[Records from a dataset]

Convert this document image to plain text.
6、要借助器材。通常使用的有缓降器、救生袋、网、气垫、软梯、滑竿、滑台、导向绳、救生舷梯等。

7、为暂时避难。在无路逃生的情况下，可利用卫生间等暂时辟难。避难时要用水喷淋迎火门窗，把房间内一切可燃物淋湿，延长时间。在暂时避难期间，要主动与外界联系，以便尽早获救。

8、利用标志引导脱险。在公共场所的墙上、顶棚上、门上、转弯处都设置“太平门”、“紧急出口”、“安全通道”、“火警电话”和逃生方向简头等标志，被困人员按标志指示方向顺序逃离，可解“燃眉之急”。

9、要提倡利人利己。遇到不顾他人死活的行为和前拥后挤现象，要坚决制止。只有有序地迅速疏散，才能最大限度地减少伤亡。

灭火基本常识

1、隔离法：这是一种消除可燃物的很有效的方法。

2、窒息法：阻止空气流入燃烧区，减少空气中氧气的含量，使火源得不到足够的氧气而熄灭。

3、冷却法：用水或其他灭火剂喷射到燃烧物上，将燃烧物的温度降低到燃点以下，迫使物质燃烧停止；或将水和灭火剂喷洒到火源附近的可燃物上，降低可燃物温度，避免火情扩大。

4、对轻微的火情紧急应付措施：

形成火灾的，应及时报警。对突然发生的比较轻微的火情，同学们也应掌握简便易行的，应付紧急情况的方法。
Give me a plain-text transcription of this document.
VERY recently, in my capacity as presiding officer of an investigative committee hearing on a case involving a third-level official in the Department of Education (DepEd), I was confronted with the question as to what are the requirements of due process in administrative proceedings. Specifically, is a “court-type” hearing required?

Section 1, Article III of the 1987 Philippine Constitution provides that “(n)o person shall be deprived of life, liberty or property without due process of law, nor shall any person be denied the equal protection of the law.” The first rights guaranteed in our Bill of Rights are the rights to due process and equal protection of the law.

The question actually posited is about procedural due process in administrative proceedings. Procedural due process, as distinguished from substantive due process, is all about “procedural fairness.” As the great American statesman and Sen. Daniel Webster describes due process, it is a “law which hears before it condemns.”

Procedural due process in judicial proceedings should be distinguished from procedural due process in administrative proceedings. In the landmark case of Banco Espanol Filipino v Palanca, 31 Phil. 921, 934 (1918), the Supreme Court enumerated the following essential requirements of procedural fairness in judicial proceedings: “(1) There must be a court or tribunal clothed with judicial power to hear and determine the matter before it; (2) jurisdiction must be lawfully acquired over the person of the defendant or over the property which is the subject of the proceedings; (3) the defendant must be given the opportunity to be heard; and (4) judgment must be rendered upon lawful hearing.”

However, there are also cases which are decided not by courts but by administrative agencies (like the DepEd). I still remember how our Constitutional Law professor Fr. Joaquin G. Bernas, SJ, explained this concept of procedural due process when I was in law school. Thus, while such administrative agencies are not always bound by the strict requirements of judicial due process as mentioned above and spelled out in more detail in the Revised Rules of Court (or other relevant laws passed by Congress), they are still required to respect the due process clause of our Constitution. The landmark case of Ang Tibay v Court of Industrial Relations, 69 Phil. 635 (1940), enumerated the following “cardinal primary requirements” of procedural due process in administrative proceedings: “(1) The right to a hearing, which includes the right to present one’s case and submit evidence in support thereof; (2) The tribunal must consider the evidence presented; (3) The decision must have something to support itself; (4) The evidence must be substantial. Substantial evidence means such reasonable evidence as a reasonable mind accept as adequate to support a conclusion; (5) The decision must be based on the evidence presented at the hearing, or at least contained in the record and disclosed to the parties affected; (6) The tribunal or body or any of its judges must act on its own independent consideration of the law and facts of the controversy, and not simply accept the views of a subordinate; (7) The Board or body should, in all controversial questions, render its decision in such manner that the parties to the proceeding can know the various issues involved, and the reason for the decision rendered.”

#### [PROBLEM DESCRIPTION]
Locate the string "text" in the listing above and copy every line where it occurs.

#### [COMPLETED TASK]
Convert this document image to plain text.
Give me a plain-text transcription of this document.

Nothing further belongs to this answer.